# About this exercise:
Wherever a line in the records contains the word "number", return that line.
(Beginning of Available data)
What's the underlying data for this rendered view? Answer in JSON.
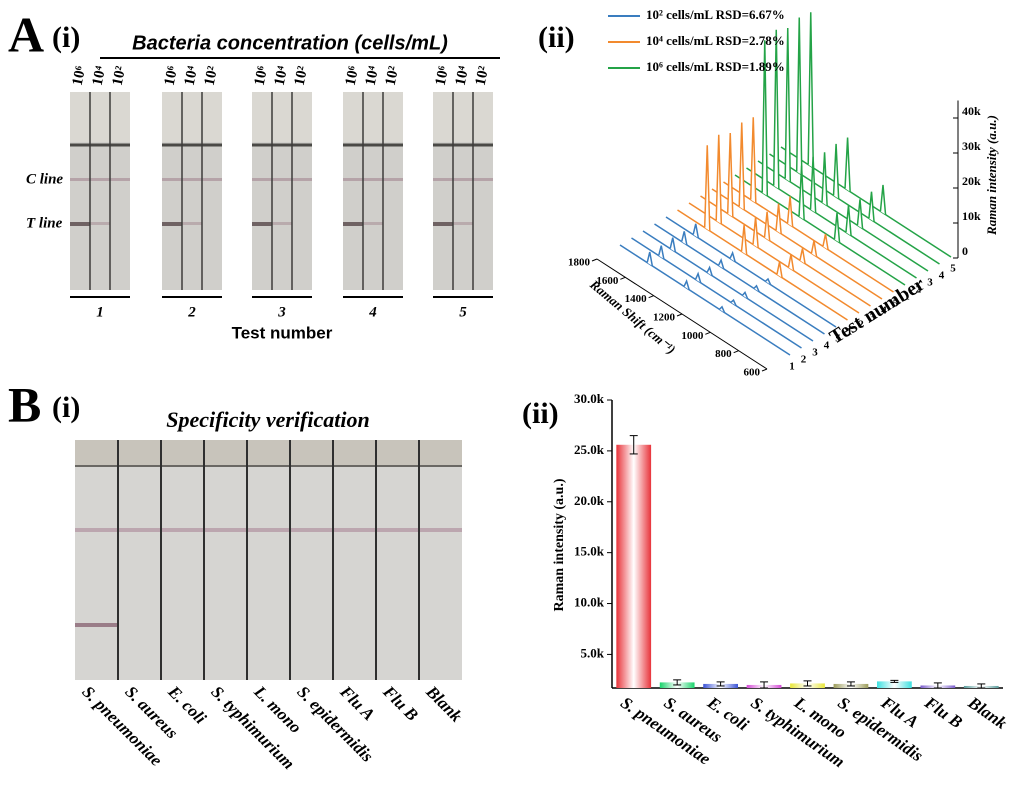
{
  "panels": {
    "A": "A",
    "A_i": "(i)",
    "A_ii": "(ii)",
    "B": "B",
    "B_i": "(i)",
    "B_ii": "(ii)"
  },
  "strips_a": {
    "title": "Bacteria concentration (cells/mL)",
    "concentrations": [
      "10⁶",
      "10⁴",
      "10²"
    ],
    "c_line": "C line",
    "t_line": "T line",
    "tests": [
      "1",
      "2",
      "3",
      "4",
      "5"
    ],
    "xlabel": "Test number"
  },
  "strips_b": {
    "title": "Specificity verification"
  },
  "chart_data": [
    {
      "type": "waterfall",
      "xlabel": "Raman Shift (cm⁻¹)",
      "ylabel": "Raman intensity (a.u.)",
      "zlabel": "Test number",
      "xlim": [
        600,
        1800
      ],
      "xticks": [
        600,
        800,
        1000,
        1200,
        1400,
        1600,
        1800
      ],
      "ylim": [
        0,
        45000
      ],
      "yticks": [
        0,
        {
          "value": 10000,
          "label": "10k"
        },
        {
          "value": 20000,
          "label": "20k"
        },
        {
          "value": 30000,
          "label": "30k"
        },
        {
          "value": 40000,
          "label": "40k"
        }
      ],
      "tests": [
        "1",
        "2",
        "3",
        "4",
        "5"
      ],
      "x": [
        1080,
        1330,
        1590
      ],
      "series": [
        {
          "name": "10² cells/mL RSD=6.67%",
          "color": "#3a7dbf",
          "values": [
            [
              1200,
              2000,
              3500
            ],
            [
              1100,
              2100,
              3300
            ],
            [
              1300,
              1900,
              3600
            ],
            [
              1200,
              2000,
              3400
            ],
            [
              1150,
              2050,
              3550
            ]
          ]
        },
        {
          "name": "10⁴ cells/mL RSD=2.78%",
          "color": "#f28a2e",
          "values": [
            [
              4000,
              8000,
              24000
            ],
            [
              4200,
              8300,
              25000
            ],
            [
              3900,
              7800,
              23500
            ],
            [
              4100,
              8100,
              24500
            ],
            [
              4000,
              8200,
              24000
            ]
          ]
        },
        {
          "name": "10⁶ cells/mL RSD=1.89%",
          "color": "#24a347",
          "values": [
            [
              8000,
              15000,
              44000
            ],
            [
              8200,
              15500,
              45000
            ],
            [
              7900,
              14800,
              43500
            ],
            [
              8100,
              15200,
              44500
            ],
            [
              8000,
              15000,
              44000
            ]
          ]
        }
      ]
    },
    {
      "type": "bar",
      "ylabel": "Raman intensity (a.u.)",
      "categories": [
        "S. pneumoniae",
        "S. aureus",
        "E. coli",
        "S. typhimurium",
        "L. mono",
        "S. epidermidis",
        "Flu A",
        "Flu B",
        "Blank"
      ],
      "values": [
        25600,
        2250,
        2100,
        2000,
        2150,
        2100,
        2350,
        1950,
        1900
      ],
      "errors": [
        900,
        250,
        200,
        300,
        250,
        200,
        100,
        250,
        200
      ],
      "colors": [
        "#e8333a",
        "#19d36b",
        "#3b53d6",
        "#d44bd6",
        "#e8e63a",
        "#9c9c5a",
        "#3ee0e0",
        "#7a5ccc",
        "#5a9c9c"
      ],
      "ylim": [
        1700,
        30000
      ],
      "yticks": [
        {
          "value": 5000,
          "label": "5.0k"
        },
        {
          "value": 10000,
          "label": "10.0k"
        },
        {
          "value": 15000,
          "label": "15.0k"
        },
        {
          "value": 20000,
          "label": "20.0k"
        },
        {
          "value": 25000,
          "label": "25.0k"
        },
        {
          "value": 30000,
          "label": "30.0k"
        }
      ]
    }
  ]
}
(End of Available data)
# Solution to this problem:
    "xlabel": "Test number"
      "zlabel": "Test number",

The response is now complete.